● **WHAT IS EXPECTED**: Write every line of the material out exactly as shown.

● **SOURCE MATERIAL**:
.....

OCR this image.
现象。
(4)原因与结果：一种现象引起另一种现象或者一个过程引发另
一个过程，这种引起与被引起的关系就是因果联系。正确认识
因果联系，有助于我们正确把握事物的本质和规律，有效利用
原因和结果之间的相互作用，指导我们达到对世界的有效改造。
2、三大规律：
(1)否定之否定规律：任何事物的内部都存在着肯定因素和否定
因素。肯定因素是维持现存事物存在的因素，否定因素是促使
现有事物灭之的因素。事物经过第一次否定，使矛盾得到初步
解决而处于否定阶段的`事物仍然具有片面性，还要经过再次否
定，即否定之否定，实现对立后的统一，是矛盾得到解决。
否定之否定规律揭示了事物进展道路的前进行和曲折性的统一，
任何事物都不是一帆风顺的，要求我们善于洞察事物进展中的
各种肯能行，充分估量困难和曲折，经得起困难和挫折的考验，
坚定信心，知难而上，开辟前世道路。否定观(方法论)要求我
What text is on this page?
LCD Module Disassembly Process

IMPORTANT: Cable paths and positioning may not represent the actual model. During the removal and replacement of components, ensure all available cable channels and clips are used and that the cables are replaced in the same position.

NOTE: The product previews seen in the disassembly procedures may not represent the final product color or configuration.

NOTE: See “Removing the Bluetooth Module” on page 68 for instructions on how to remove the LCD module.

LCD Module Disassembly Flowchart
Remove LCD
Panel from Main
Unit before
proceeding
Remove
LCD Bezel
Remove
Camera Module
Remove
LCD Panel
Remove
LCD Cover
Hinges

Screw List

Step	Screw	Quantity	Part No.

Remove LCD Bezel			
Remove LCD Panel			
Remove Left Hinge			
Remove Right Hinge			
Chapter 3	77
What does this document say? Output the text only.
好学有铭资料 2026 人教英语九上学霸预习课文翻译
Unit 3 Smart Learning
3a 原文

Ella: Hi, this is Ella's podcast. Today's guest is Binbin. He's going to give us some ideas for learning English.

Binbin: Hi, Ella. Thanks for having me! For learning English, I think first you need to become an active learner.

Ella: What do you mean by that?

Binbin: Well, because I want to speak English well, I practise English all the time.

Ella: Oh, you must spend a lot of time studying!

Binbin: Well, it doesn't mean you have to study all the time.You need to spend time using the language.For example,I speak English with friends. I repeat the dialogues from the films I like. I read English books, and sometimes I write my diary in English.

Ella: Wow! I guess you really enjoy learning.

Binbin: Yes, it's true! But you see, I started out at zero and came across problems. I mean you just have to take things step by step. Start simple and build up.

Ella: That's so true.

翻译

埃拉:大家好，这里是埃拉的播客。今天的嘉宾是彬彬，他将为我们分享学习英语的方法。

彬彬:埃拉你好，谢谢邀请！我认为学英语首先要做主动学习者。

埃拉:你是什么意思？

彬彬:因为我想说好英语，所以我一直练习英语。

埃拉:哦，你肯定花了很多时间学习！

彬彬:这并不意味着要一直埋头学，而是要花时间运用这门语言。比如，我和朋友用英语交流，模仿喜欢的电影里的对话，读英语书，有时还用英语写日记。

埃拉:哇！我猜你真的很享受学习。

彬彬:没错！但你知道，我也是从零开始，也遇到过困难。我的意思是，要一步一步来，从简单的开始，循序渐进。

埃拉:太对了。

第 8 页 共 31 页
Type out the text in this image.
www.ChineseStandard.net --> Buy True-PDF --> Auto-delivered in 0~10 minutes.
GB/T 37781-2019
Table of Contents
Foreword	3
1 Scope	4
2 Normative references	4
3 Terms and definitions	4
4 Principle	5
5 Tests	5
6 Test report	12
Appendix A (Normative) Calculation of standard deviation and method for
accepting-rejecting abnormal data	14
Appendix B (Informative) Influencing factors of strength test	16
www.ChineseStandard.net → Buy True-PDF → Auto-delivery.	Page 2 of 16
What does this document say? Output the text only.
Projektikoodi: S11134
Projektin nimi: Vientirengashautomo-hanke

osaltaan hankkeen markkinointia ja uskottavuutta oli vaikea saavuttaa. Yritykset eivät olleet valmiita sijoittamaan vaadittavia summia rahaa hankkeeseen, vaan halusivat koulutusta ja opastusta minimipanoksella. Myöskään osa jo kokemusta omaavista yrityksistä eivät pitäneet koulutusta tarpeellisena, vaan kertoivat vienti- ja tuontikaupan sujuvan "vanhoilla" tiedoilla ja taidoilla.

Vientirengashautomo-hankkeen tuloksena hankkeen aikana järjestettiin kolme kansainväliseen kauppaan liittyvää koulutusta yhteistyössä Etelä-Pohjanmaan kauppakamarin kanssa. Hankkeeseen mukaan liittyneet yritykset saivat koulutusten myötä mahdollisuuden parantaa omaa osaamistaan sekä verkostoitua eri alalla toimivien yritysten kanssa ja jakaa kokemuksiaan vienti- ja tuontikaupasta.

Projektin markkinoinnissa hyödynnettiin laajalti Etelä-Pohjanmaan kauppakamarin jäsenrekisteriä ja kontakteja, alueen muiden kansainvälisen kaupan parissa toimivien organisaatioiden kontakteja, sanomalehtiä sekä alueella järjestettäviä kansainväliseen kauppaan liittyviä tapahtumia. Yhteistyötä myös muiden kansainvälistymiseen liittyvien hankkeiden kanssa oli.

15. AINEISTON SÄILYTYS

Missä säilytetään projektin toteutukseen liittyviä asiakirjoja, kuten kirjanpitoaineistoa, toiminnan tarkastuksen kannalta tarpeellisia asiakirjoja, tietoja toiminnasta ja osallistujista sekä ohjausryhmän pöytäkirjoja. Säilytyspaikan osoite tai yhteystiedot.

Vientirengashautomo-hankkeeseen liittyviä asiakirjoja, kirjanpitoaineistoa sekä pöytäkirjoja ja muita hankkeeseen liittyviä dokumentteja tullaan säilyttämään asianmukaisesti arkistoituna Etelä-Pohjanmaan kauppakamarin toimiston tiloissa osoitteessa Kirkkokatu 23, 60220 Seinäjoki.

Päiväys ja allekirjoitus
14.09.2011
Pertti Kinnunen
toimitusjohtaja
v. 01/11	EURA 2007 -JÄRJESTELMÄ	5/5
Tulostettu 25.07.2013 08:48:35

.....

● **FINISHED ANSWER**:
OCR this image.
现象。
(4)原因与结果：一种现象引起另一种现象或者一个过程引发另
一个过程，这种引起与被引起的关系就是因果联系。正确认识
因果联系，有助于我们正确把握事物的本质和规律，有效利用
原因和结果之间的相互作用，指导我们达到对世界的有效改造。
2、三大规律：
(1)否定之否定规律：任何事物的内部都存在着肯定因素和否定
因素。肯定因素是维持现存事物存在的因素，否定因素是促使
现有事物灭之的因素。事物经过第一次否定，使矛盾得到初步
解决而处于否定阶段的`事物仍然具有片面性，还要经过再次否
定，即否定之否定，实现对立后的统一，是矛盾得到解决。
否定之否定规律揭示了事物进展道路的前进行和曲折性的统一，
任何事物都不是一帆风顺的，要求我们善于洞察事物进展中的
各种肯能行，充分估量困难和曲折，经得起困难和挫折的考验，
坚定信心，知难而上，开辟前世道路。否定观(方法论)要求我
What text is on this page?
LCD Module Disassembly Process

IMPORTANT: Cable paths and positioning may not represent the actual model. During the removal and replacement of components, ensure all available cable channels and clips are used and that the cables are replaced in the same position.

NOTE: The product previews seen in the disassembly procedures may not represent the final product color or configuration.

NOTE: See “Removing the Bluetooth Module” on page 68 for instructions on how to remove the LCD module.

LCD Module Disassembly Flowchart
Remove LCD
Panel from Main
Unit before
proceeding
Remove
LCD Bezel
Remove
Camera Module
Remove
LCD Panel
Remove
LCD Cover
Hinges

Screw List

Step	Screw	Quantity	Part No.

Remove LCD Bezel			
Remove LCD Panel			
Remove Left Hinge			
Remove Right Hinge			
Chapter 3	77
What does this document say? Output the text only.
好学有铭资料 2026 人教英语九上学霸预习课文翻译
Unit 3 Smart Learning
3a 原文

Ella: Hi, this is Ella's podcast. Today's guest is Binbin. He's going to give us some ideas for learning English.

Binbin: Hi, Ella. Thanks for having me! For learning English, I think first you need to become an active learner.

Ella: What do you mean by that?

Binbin: Well, because I want to speak English well, I practise English all the time.

Ella: Oh, you must spend a lot of time studying!

Binbin: Well, it doesn't mean you have to study all the time.You need to spend time using the language.For example,I speak English with friends. I repeat the dialogues from the films I like. I read English books, and sometimes I write my diary in English.

Ella: Wow! I guess you really enjoy learning.

Binbin: Yes, it's true! But you see, I started out at zero and came across problems. I mean you just have to take things step by step. Start simple and build up.

Ella: That's so true.

翻译

埃拉:大家好，这里是埃拉的播客。今天的嘉宾是彬彬，他将为我们分享学习英语的方法。

彬彬:埃拉你好，谢谢邀请！我认为学英语首先要做主动学习者。

埃拉:你是什么意思？

彬彬:因为我想说好英语，所以我一直练习英语。

埃拉:哦，你肯定花了很多时间学习！

彬彬:这并不意味着要一直埋头学，而是要花时间运用这门语言。比如，我和朋友用英语交流，模仿喜欢的电影里的对话，读英语书，有时还用英语写日记。

埃拉:哇！我猜你真的很享受学习。

彬彬:没错！但你知道，我也是从零开始，也遇到过困难。我的意思是，要一步一步来，从简单的开始，循序渐进。

埃拉:太对了。

第 8 页 共 31 页
Type out the text in this image.
www.ChineseStandard.net --> Buy True-PDF --> Auto-delivered in 0~10 minutes.
GB/T 37781-2019
Table of Contents
Foreword	3
1 Scope	4
2 Normative references	4
3 Terms and definitions	4
4 Principle	5
5 Tests	5
6 Test report	12
Appendix A (Normative) Calculation of standard deviation and method for
accepting-rejecting abnormal data	14
Appendix B (Informative) Influencing factors of strength test	16
www.ChineseStandard.net → Buy True-PDF → Auto-delivery.	Page 2 of 16
What does this document say? Output the text only.
Projektikoodi: S11134
Projektin nimi: Vientirengashautomo-hanke

osaltaan hankkeen markkinointia ja uskottavuutta oli vaikea saavuttaa. Yritykset eivät olleet valmiita sijoittamaan vaadittavia summia rahaa hankkeeseen, vaan halusivat koulutusta ja opastusta minimipanoksella. Myöskään osa jo kokemusta omaavista yrityksistä eivät pitäneet koulutusta tarpeellisena, vaan kertoivat vienti- ja tuontikaupan sujuvan "vanhoilla" tiedoilla ja taidoilla.

Vientirengashautomo-hankkeen tuloksena hankkeen aikana järjestettiin kolme kansainväliseen kauppaan liittyvää koulutusta yhteistyössä Etelä-Pohjanmaan kauppakamarin kanssa. Hankkeeseen mukaan liittyneet yritykset saivat koulutusten myötä mahdollisuuden parantaa omaa osaamistaan sekä verkostoitua eri alalla toimivien yritysten kanssa ja jakaa kokemuksiaan vienti- ja tuontikaupasta.

Projektin markkinoinnissa hyödynnettiin laajalti Etelä-Pohjanmaan kauppakamarin jäsenrekisteriä ja kontakteja, alueen muiden kansainvälisen kaupan parissa toimivien organisaatioiden kontakteja, sanomalehtiä sekä alueella järjestettäviä kansainväliseen kauppaan liittyviä tapahtumia. Yhteistyötä myös muiden kansainvälistymiseen liittyvien hankkeiden kanssa oli.

15. AINEISTON SÄILYTYS

Missä säilytetään projektin toteutukseen liittyviä asiakirjoja, kuten kirjanpitoaineistoa, toiminnan tarkastuksen kannalta tarpeellisia asiakirjoja, tietoja toiminnasta ja osallistujista sekä ohjausryhmän pöytäkirjoja. Säilytyspaikan osoite tai yhteystiedot.

Vientirengashautomo-hankkeeseen liittyviä asiakirjoja, kirjanpitoaineistoa sekä pöytäkirjoja ja muita hankkeeseen liittyviä dokumentteja tullaan säilyttämään asianmukaisesti arkistoituna Etelä-Pohjanmaan kauppakamarin toimiston tiloissa osoitteessa Kirkkokatu 23, 60220 Seinäjoki.

Päiväys ja allekirjoitus
14.09.2011
Pertti Kinnunen
toimitusjohtaja
v. 01/11	EURA 2007 -JÄRJESTELMÄ	5/5
Tulostettu 25.07.2013 08:48:35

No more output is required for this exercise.